Required work >> Only lines with the string "type" matter here; gather them from the material below.

[Extracts from a graphics dataset]
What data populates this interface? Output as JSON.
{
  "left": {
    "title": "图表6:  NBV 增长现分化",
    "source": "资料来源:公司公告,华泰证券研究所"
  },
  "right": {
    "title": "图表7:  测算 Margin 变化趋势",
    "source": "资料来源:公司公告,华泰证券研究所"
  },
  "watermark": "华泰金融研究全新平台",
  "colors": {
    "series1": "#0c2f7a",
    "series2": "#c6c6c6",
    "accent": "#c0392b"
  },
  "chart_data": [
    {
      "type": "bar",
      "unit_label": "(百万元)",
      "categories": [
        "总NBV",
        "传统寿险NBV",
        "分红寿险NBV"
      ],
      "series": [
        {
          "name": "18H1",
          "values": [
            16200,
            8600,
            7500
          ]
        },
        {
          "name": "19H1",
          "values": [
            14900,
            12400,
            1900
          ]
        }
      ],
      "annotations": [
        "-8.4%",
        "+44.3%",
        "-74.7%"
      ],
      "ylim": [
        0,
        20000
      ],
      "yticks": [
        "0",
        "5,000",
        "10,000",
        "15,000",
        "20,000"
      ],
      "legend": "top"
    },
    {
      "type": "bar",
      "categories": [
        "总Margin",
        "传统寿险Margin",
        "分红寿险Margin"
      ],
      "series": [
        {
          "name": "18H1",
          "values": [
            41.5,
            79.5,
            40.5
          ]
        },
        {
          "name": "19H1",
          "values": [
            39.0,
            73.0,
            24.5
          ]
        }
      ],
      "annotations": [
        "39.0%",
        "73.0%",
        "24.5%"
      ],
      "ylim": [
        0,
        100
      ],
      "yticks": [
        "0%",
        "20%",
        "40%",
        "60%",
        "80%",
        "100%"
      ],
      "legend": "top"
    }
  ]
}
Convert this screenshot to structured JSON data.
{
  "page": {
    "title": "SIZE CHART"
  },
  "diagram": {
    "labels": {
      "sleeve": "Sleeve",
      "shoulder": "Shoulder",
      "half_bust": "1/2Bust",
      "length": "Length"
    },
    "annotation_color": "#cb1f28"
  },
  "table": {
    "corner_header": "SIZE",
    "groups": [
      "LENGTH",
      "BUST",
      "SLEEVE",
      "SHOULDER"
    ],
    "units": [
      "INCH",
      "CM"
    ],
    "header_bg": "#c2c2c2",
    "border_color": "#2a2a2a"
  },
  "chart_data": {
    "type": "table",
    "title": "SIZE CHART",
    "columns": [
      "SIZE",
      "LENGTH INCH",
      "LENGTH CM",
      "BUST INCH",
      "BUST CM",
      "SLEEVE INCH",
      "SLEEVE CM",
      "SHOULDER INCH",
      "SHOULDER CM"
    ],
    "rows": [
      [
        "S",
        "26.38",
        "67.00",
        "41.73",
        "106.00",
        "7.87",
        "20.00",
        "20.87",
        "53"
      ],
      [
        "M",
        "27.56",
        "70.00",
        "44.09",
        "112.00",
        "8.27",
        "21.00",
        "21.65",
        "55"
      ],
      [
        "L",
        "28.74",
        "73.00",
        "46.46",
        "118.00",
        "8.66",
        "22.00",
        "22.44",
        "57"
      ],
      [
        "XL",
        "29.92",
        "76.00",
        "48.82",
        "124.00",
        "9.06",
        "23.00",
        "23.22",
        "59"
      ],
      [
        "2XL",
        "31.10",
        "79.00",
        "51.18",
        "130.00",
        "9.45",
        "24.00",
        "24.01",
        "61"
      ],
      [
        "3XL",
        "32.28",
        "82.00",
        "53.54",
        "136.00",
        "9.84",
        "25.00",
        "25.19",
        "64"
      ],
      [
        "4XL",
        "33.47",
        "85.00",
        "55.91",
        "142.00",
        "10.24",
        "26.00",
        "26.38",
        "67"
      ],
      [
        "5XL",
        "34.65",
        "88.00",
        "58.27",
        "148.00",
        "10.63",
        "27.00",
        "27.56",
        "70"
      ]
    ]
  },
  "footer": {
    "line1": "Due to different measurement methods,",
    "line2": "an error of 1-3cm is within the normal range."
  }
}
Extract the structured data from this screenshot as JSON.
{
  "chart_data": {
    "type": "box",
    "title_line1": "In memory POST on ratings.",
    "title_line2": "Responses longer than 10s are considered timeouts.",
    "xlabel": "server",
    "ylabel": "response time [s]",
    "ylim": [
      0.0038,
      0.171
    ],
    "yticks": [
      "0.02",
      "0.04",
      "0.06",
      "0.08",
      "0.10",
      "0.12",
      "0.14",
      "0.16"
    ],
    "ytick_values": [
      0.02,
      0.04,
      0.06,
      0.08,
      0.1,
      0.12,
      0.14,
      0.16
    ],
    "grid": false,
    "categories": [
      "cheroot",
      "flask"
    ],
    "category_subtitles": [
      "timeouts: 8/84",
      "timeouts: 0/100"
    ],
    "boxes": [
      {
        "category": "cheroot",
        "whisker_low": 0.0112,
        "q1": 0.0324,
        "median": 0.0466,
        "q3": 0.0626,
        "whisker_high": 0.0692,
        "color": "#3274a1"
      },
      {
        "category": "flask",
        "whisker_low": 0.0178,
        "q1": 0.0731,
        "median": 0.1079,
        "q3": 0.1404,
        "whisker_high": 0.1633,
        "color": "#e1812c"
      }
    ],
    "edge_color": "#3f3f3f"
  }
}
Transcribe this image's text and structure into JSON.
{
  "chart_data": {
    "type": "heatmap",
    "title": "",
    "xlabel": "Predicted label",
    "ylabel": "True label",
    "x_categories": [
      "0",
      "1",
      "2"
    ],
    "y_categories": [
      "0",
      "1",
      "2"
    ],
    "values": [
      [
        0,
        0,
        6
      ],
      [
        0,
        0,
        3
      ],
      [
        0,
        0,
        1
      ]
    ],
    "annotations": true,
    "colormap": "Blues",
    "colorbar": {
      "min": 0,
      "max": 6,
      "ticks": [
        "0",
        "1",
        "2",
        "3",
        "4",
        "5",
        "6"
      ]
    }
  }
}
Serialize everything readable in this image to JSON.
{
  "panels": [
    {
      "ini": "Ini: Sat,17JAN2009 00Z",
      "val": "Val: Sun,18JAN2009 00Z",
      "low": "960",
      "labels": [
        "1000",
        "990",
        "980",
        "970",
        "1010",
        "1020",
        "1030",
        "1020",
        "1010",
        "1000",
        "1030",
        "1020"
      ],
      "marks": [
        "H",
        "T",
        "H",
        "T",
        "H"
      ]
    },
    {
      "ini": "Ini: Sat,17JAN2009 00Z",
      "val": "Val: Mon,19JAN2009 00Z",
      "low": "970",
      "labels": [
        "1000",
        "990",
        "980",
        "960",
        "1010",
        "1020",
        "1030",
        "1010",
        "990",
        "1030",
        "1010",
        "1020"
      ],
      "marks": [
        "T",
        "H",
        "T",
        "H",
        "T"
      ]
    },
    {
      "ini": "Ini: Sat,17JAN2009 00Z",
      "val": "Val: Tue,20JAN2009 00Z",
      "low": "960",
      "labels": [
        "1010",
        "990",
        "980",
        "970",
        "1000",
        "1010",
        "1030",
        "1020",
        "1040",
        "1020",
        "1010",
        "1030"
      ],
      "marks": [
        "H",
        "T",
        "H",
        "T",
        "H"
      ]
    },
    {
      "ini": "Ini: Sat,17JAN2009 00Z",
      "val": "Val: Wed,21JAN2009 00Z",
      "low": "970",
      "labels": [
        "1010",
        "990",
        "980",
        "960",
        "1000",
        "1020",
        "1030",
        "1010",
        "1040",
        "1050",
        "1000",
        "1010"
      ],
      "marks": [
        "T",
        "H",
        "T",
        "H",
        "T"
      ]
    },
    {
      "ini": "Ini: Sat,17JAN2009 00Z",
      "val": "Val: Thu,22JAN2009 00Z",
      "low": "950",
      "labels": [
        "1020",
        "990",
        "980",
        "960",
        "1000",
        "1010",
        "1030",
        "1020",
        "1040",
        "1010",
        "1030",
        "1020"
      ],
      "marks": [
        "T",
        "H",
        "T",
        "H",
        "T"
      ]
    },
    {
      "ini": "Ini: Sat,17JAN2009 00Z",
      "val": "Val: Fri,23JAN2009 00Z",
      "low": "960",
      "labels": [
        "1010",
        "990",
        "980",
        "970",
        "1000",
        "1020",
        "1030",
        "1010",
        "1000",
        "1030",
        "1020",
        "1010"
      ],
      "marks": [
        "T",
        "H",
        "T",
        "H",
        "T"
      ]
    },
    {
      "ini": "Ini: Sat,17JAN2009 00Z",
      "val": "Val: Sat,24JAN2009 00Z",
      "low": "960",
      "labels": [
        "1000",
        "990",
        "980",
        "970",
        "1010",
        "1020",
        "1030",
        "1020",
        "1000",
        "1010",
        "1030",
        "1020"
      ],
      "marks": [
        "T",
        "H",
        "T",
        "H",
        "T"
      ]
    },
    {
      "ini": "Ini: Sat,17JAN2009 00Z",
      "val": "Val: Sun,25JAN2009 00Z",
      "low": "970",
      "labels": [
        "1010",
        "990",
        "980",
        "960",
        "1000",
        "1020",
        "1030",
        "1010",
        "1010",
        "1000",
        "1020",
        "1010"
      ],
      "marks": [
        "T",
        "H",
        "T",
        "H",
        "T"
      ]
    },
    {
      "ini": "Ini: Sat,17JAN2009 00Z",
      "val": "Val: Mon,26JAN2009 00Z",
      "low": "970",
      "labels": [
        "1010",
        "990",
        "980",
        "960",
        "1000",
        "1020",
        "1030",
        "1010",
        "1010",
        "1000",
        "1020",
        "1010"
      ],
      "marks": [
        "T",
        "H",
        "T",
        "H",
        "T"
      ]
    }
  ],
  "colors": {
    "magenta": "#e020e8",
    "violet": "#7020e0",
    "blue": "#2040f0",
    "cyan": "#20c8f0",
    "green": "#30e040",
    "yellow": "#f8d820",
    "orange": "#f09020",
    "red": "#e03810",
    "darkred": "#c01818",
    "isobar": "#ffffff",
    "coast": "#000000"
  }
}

Answer to the problem >>
      "type": "bar",
      "type": "bar",
    "type": "table",
    "type": "box",
    "type": "heatmap",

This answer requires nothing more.